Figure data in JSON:
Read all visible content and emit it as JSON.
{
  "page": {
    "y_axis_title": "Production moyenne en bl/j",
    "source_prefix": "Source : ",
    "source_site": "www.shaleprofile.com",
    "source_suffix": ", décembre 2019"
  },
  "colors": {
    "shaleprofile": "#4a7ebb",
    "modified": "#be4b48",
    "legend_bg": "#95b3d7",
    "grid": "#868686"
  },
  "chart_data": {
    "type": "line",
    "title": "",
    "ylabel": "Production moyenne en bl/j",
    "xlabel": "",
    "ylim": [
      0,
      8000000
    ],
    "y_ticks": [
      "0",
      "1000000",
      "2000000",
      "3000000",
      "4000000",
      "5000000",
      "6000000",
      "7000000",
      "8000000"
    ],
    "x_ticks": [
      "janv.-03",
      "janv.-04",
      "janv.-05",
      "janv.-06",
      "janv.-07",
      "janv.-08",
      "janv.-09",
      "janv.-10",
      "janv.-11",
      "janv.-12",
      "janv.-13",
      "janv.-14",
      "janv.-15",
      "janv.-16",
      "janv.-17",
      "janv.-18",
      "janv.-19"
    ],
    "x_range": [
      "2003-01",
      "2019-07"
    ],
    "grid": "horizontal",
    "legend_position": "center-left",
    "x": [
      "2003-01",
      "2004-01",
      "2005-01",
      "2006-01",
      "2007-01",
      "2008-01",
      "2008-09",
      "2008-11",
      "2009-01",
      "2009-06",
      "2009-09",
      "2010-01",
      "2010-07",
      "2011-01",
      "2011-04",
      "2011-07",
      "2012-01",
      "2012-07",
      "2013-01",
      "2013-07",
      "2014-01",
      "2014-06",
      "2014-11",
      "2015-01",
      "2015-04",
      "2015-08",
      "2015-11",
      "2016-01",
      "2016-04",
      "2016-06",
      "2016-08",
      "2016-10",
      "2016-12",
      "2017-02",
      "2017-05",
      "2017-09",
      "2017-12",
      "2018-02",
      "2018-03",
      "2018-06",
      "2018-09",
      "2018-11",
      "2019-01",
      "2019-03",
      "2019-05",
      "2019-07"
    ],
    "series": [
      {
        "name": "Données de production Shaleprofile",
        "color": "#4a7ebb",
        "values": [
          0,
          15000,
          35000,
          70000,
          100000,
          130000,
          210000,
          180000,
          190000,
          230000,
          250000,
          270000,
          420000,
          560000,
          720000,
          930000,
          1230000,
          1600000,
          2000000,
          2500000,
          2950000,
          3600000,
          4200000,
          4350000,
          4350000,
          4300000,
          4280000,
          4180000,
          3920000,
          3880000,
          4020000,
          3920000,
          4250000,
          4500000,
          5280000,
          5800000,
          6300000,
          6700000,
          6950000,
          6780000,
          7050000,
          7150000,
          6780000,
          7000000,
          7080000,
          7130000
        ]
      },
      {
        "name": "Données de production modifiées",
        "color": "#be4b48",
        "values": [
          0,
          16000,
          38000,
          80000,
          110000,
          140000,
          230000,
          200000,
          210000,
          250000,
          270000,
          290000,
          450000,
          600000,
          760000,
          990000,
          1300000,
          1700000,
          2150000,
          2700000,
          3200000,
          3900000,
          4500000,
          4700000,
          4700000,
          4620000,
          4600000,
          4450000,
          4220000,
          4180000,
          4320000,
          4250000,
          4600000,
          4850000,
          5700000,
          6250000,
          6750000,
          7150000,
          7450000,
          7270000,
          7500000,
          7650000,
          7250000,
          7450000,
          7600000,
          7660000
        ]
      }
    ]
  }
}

**What is asked:** Extract the complete data, matching each line exactly.

**Result of the task:**
Read all visible content and emit it as JSON.
{
  "page": {
    "y_axis_title": "Production moyenne en bl/j",
    "source_prefix": "Source : ",
    "source_site": "www.shaleprofile.com",
    "source_suffix": ", décembre 2019"
  },
  "colors": {
    "shaleprofile": "#4a7ebb",
    "modified": "#be4b48",
    "legend_bg": "#95b3d7",
    "grid": "#868686"
  },
  "chart_data": {
    "type": "line",
    "title": "",
    "ylabel": "Production moyenne en bl/j",
    "xlabel": "",
    "ylim": [
      0,
      8000000
    ],
    "y_ticks": [
      "0",
      "1000000",
      "2000000",
      "3000000",
      "4000000",
      "5000000",
      "6000000",
      "7000000",
      "8000000"
    ],
    "x_ticks": [
      "janv.-03",
      "janv.-04",
      "janv.-05",
      "janv.-06",
      "janv.-07",
      "janv.-08",
      "janv.-09",
      "janv.-10",
      "janv.-11",
      "janv.-12",
      "janv.-13",
      "janv.-14",
      "janv.-15",
      "janv.-16",
      "janv.-17",
      "janv.-18",
      "janv.-19"
    ],
    "x_range": [
      "2003-01",
      "2019-07"
    ],
    "grid": "horizontal",
    "legend_position": "center-left",
    "x": [
      "2003-01",
      "2004-01",
      "2005-01",
      "2006-01",
      "2007-01",
      "2008-01",
      "2008-09",
      "2008-11",
      "2009-01",
      "2009-06",
      "2009-09",
      "2010-01",
      "2010-07",
      "2011-01",
      "2011-04",
      "2011-07",
      "2012-01",
      "2012-07",
      "2013-01",
      "2013-07",
      "2014-01",
      "2014-06",
      "2014-11",
      "2015-01",
      "2015-04",
      "2015-08",
      "2015-11",
      "2016-01",
      "2016-04",
      "2016-06",
      "2016-08",
      "2016-10",
      "2016-12",
      "2017-02",
      "2017-05",
      "2017-09",
      "2017-12",
      "2018-02",
      "2018-03",
      "2018-06",
      "2018-09",
      "2018-11",
      "2019-01",
      "2019-03",
      "2019-05",
      "2019-07"
    ],
    "series": [
      {
        "name": "Données de production Shaleprofile",
        "color": "#4a7ebb",
        "values": [
          0,
          15000,
          35000,
          70000,
          100000,
          130000,
          210000,
          180000,
          190000,
          230000,
          250000,
          270000,
          420000,
          560000,
          720000,
          930000,
          1230000,
          1600000,
          2000000,
          2500000,
          2950000,
          3600000,
          4200000,
          4350000,
          4350000,
          4300000,
          4280000,
          4180000,
          3920000,
          3880000,
          4020000,
          3920000,
          4250000,
          4500000,
          5280000,
          5800000,
          6300000,
          6700000,
          6950000,
          6780000,
          7050000,
          7150000,
          6780000,
          7000000,
          7080000,
          7130000
        ]
      },
      {
        "name": "Données de production modifiées",
        "color": "#be4b48",
        "values": [
          0,
          16000,
          38000,
          80000,
          110000,
          140000,
          230000,
          200000,
          210000,
          250000,
          270000,
          290000,
          450000,
          600000,
          760000,
          990000,
          1300000,
          1700000,
          2150000,
          2700000,
          3200000,
          3900000,
          4500000,
          4700000,
          4700000,
          4620000,
          4600000,
          4450000,
          4220000,
          4180000,
          4320000,
          4250000,
          4600000,
          4850000,
          5700000,
          6250000,
          6750000,
          7150000,
          7450000,
          7270000,
          7500000,
          7650000,
          7250000,
          7450000,
          7600000,
          7660000
        ]
      }
    ]
  }
}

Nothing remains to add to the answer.